* [Exercise] Quote all of the data below exactly, please.

### Dataset records ###

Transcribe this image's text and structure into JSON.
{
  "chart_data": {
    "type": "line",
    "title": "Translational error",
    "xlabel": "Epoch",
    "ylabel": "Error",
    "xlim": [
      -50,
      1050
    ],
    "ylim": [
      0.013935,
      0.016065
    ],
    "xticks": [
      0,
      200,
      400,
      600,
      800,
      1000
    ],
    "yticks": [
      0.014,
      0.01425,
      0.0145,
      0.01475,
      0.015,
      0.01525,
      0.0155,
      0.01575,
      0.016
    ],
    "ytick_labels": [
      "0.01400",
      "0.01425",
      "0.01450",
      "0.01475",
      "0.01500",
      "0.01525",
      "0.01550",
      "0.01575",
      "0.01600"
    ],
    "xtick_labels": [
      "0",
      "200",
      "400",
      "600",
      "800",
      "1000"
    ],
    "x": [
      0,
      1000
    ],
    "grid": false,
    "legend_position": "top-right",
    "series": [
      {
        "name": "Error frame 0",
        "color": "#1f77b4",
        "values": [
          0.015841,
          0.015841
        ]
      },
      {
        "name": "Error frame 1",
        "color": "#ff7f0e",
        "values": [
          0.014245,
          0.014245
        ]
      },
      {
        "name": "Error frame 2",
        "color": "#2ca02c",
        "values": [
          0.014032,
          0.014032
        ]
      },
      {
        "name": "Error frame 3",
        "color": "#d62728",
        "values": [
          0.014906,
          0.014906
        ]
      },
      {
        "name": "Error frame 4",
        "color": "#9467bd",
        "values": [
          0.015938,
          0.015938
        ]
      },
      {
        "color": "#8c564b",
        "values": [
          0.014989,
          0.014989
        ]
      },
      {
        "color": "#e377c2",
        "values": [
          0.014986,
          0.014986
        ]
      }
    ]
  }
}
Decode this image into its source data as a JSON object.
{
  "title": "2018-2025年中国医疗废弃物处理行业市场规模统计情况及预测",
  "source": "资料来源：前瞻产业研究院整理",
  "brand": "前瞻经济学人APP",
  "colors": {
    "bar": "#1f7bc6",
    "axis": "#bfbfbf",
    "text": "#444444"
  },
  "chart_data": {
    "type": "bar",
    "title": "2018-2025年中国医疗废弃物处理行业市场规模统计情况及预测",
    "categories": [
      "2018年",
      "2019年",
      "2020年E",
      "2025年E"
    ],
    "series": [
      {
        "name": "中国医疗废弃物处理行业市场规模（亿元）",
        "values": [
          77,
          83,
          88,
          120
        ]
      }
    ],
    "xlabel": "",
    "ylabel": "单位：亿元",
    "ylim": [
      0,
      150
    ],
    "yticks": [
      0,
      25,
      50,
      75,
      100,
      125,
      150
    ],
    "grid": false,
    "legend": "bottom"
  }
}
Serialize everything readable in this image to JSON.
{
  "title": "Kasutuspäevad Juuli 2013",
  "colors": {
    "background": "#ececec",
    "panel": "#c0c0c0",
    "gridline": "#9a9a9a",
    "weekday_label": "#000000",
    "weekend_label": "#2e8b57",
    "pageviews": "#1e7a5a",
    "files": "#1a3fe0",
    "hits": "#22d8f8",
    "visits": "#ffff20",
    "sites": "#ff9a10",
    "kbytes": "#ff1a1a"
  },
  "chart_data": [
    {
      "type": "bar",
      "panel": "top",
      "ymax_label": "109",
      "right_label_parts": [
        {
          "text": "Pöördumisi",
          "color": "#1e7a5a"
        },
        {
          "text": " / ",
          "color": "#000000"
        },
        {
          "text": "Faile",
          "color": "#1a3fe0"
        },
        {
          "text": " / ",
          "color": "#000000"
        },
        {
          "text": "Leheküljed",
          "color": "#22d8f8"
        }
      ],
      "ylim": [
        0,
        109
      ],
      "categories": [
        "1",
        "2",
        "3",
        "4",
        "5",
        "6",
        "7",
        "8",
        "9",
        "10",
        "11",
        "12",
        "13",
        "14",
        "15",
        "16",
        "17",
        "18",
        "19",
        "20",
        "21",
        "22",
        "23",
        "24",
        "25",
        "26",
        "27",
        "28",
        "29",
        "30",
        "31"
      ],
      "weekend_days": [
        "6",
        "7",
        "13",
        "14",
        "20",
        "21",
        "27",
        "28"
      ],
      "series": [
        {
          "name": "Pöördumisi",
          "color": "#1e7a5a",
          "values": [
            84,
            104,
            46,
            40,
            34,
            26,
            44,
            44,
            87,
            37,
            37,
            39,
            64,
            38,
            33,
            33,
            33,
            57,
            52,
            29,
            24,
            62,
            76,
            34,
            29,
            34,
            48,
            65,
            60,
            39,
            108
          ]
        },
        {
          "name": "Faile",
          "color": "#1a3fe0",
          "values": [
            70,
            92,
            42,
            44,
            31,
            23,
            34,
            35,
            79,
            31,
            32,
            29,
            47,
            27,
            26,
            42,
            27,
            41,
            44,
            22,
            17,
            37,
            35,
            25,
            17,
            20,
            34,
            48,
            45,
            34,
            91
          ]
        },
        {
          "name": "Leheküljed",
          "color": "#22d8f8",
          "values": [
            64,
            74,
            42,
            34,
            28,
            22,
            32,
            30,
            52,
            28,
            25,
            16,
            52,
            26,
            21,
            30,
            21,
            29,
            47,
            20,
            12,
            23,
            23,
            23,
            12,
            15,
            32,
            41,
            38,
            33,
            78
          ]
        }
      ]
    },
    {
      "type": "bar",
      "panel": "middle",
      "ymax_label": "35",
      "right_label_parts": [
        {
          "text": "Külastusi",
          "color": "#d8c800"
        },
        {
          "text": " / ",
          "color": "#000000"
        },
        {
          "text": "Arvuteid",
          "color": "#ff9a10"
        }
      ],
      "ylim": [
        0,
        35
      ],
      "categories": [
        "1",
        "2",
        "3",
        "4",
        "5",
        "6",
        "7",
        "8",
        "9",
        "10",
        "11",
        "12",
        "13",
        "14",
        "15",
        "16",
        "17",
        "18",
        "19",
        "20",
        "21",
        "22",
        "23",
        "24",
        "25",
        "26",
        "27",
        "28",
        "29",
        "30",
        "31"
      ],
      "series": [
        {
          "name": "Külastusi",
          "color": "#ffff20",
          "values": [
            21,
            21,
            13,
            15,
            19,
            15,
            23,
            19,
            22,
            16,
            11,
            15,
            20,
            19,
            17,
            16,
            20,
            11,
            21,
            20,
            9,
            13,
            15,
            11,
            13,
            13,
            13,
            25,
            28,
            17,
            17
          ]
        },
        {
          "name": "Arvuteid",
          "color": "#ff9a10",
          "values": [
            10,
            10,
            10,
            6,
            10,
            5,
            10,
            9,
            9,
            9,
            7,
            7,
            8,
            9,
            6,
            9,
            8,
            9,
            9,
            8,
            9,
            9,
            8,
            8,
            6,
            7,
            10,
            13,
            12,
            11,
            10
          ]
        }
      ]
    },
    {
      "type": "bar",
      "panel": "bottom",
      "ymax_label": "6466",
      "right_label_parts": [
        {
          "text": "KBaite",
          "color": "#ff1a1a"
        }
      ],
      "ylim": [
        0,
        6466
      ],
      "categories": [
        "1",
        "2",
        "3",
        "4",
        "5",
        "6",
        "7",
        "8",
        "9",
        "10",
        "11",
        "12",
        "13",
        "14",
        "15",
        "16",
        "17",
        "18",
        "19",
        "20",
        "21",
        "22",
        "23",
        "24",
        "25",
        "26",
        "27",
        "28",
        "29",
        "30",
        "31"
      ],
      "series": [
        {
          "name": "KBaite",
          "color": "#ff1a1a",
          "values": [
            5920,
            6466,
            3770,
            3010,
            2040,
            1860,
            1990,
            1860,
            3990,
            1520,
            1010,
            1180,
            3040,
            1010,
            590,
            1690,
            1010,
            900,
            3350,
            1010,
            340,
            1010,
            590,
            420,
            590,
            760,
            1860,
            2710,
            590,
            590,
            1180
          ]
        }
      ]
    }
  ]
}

###

* [Task output]
Transcribe this image's text and structure into JSON.
{
  "chart_data": {
    "type": "line",
    "title": "Translational error",
    "xlabel": "Epoch",
    "ylabel": "Error",
    "xlim": [
      -50,
      1050
    ],
    "ylim": [
      0.013935,
      0.016065
    ],
    "xticks": [
      0,
      200,
      400,
      600,
      800,
      1000
    ],
    "yticks": [
      0.014,
      0.01425,
      0.0145,
      0.01475,
      0.015,
      0.01525,
      0.0155,
      0.01575,
      0.016
    ],
    "ytick_labels": [
      "0.01400",
      "0.01425",
      "0.01450",
      "0.01475",
      "0.01500",
      "0.01525",
      "0.01550",
      "0.01575",
      "0.01600"
    ],
    "xtick_labels": [
      "0",
      "200",
      "400",
      "600",
      "800",
      "1000"
    ],
    "x": [
      0,
      1000
    ],
    "grid": false,
    "legend_position": "top-right",
    "series": [
      {
        "name": "Error frame 0",
        "color": "#1f77b4",
        "values": [
          0.015841,
          0.015841
        ]
      },
      {
        "name": "Error frame 1",
        "color": "#ff7f0e",
        "values": [
          0.014245,
          0.014245
        ]
      },
      {
        "name": "Error frame 2",
        "color": "#2ca02c",
        "values": [
          0.014032,
          0.014032
        ]
      },
      {
        "name": "Error frame 3",
        "color": "#d62728",
        "values": [
          0.014906,
          0.014906
        ]
      },
      {
        "name": "Error frame 4",
        "color": "#9467bd",
        "values": [
          0.015938,
          0.015938
        ]
      },
      {
        "color": "#8c564b",
        "values": [
          0.014989,
          0.014989
        ]
      },
      {
        "color": "#e377c2",
        "values": [
          0.014986,
          0.014986
        ]
      }
    ]
  }
}
Decode this image into its source data as a JSON object.
{
  "title": "2018-2025年中国医疗废弃物处理行业市场规模统计情况及预测",
  "source": "资料来源：前瞻产业研究院整理",
  "brand": "前瞻经济学人APP",
  "colors": {
    "bar": "#1f7bc6",
    "axis": "#bfbfbf",
    "text": "#444444"
  },
  "chart_data": {
    "type": "bar",
    "title": "2018-2025年中国医疗废弃物处理行业市场规模统计情况及预测",
    "categories": [
      "2018年",
      "2019年",
      "2020年E",
      "2025年E"
    ],
    "series": [
      {
        "name": "中国医疗废弃物处理行业市场规模（亿元）",
        "values": [
          77,
          83,
          88,
          120
        ]
      }
    ],
    "xlabel": "",
    "ylabel": "单位：亿元",
    "ylim": [
      0,
      150
    ],
    "yticks": [
      0,
      25,
      50,
      75,
      100,
      125,
      150
    ],
    "grid": false,
    "legend": "bottom"
  }
}
Serialize everything readable in this image to JSON.
{
  "title": "Kasutuspäevad Juuli 2013",
  "colors": {
    "background": "#ececec",
    "panel": "#c0c0c0",
    "gridline": "#9a9a9a",
    "weekday_label": "#000000",
    "weekend_label": "#2e8b57",
    "pageviews": "#1e7a5a",
    "files": "#1a3fe0",
    "hits": "#22d8f8",
    "visits": "#ffff20",
    "sites": "#ff9a10",
    "kbytes": "#ff1a1a"
  },
  "chart_data": [
    {
      "type": "bar",
      "panel": "top",
      "ymax_label": "109",
      "right_label_parts": [
        {
          "text": "Pöördumisi",
          "color": "#1e7a5a"
        },
        {
          "text": " / ",
          "color": "#000000"
        },
        {
          "text": "Faile",
          "color": "#1a3fe0"
        },
        {
          "text": " / ",
          "color": "#000000"
        },
        {
          "text": "Leheküljed",
          "color": "#22d8f8"
        }
      ],
      "ylim": [
        0,
        109
      ],
      "categories": [
        "1",
        "2",
        "3",
        "4",
        "5",
        "6",
        "7",
        "8",
        "9",
        "10",
        "11",
        "12",
        "13",
        "14",
        "15",
        "16",
        "17",
        "18",
        "19",
        "20",
        "21",
        "22",
        "23",
        "24",
        "25",
        "26",
        "27",
        "28",
        "29",
        "30",
        "31"
      ],
      "weekend_days": [
        "6",
        "7",
        "13",
        "14",
        "20",
        "21",
        "27",
        "28"
      ],
      "series": [
        {
          "name": "Pöördumisi",
          "color": "#1e7a5a",
          "values": [
            84,
            104,
            46,
            40,
            34,
            26,
            44,
            44,
            87,
            37,
            37,
            39,
            64,
            38,
            33,
            33,
            33,
            57,
            52,
            29,
            24,
            62,
            76,
            34,
            29,
            34,
            48,
            65,
            60,
            39,
            108
          ]
        },
        {
          "name": "Faile",
          "color": "#1a3fe0",
          "values": [
            70,
            92,
            42,
            44,
            31,
            23,
            34,
            35,
            79,
            31,
            32,
            29,
            47,
            27,
            26,
            42,
            27,
            41,
            44,
            22,
            17,
            37,
            35,
            25,
            17,
            20,
            34,
            48,
            45,
            34,
            91
          ]
        },
        {
          "name": "Leheküljed",
          "color": "#22d8f8",
          "values": [
            64,
            74,
            42,
            34,
            28,
            22,
            32,
            30,
            52,
            28,
            25,
            16,
            52,
            26,
            21,
            30,
            21,
            29,
            47,
            20,
            12,
            23,
            23,
            23,
            12,
            15,
            32,
            41,
            38,
            33,
            78
          ]
        }
      ]
    },
    {
      "type": "bar",
      "panel": "middle",
      "ymax_label": "35",
      "right_label_parts": [
        {
          "text": "Külastusi",
          "color": "#d8c800"
        },
        {
          "text": " / ",
          "color": "#000000"
        },
        {
          "text": "Arvuteid",
          "color": "#ff9a10"
        }
      ],
      "ylim": [
        0,
        35
      ],
      "categories": [
        "1",
        "2",
        "3",
        "4",
        "5",
        "6",
        "7",
        "8",
        "9",
        "10",
        "11",
        "12",
        "13",
        "14",
        "15",
        "16",
        "17",
        "18",
        "19",
        "20",
        "21",
        "22",
        "23",
        "24",
        "25",
        "26",
        "27",
        "28",
        "29",
        "30",
        "31"
      ],
      "series": [
        {
          "name": "Külastusi",
          "color": "#ffff20",
          "values": [
            21,
            21,
            13,
            15,
            19,
            15,
            23,
            19,
            22,
            16,
            11,
            15,
            20,
            19,
            17,
            16,
            20,
            11,
            21,
            20,
            9,
            13,
            15,
            11,
            13,
            13,
            13,
            25,
            28,
            17,
            17
          ]
        },
        {
          "name": "Arvuteid",
          "color": "#ff9a10",
          "values": [
            10,
            10,
            10,
            6,
            10,
            5,
            10,
            9,
            9,
            9,
            7,
            7,
            8,
            9,
            6,
            9,
            8,
            9,
            9,
            8,
            9,
            9,
            8,
            8,
            6,
            7,
            10,
            13,
            12,
            11,
            10
          ]
        }
      ]
    },
    {
      "type": "bar",
      "panel": "bottom",
      "ymax_label": "6466",
      "right_label_parts": [
        {
          "text": "KBaite",
          "color": "#ff1a1a"
        }
      ],
      "ylim": [
        0,
        6466
      ],
      "categories": [
        "1",
        "2",
        "3",
        "4",
        "5",
        "6",
        "7",
        "8",
        "9",
        "10",
        "11",
        "12",
        "13",
        "14",
        "15",
        "16",
        "17",
        "18",
        "19",
        "20",
        "21",
        "22",
        "23",
        "24",
        "25",
        "26",
        "27",
        "28",
        "29",
        "30",
        "31"
      ],
      "series": [
        {
          "name": "KBaite",
          "color": "#ff1a1a",
          "values": [
            5920,
            6466,
            3770,
            3010,
            2040,
            1860,
            1990,
            1860,
            3990,
            1520,
            1010,
            1180,
            3040,
            1010,
            590,
            1690,
            1010,
            900,
            3350,
            1010,
            340,
            1010,
            590,
            420,
            590,
            760,
            1860,
            2710,
            590,
            590,
            1180
          ]
        }
      ]
    }
  ]
}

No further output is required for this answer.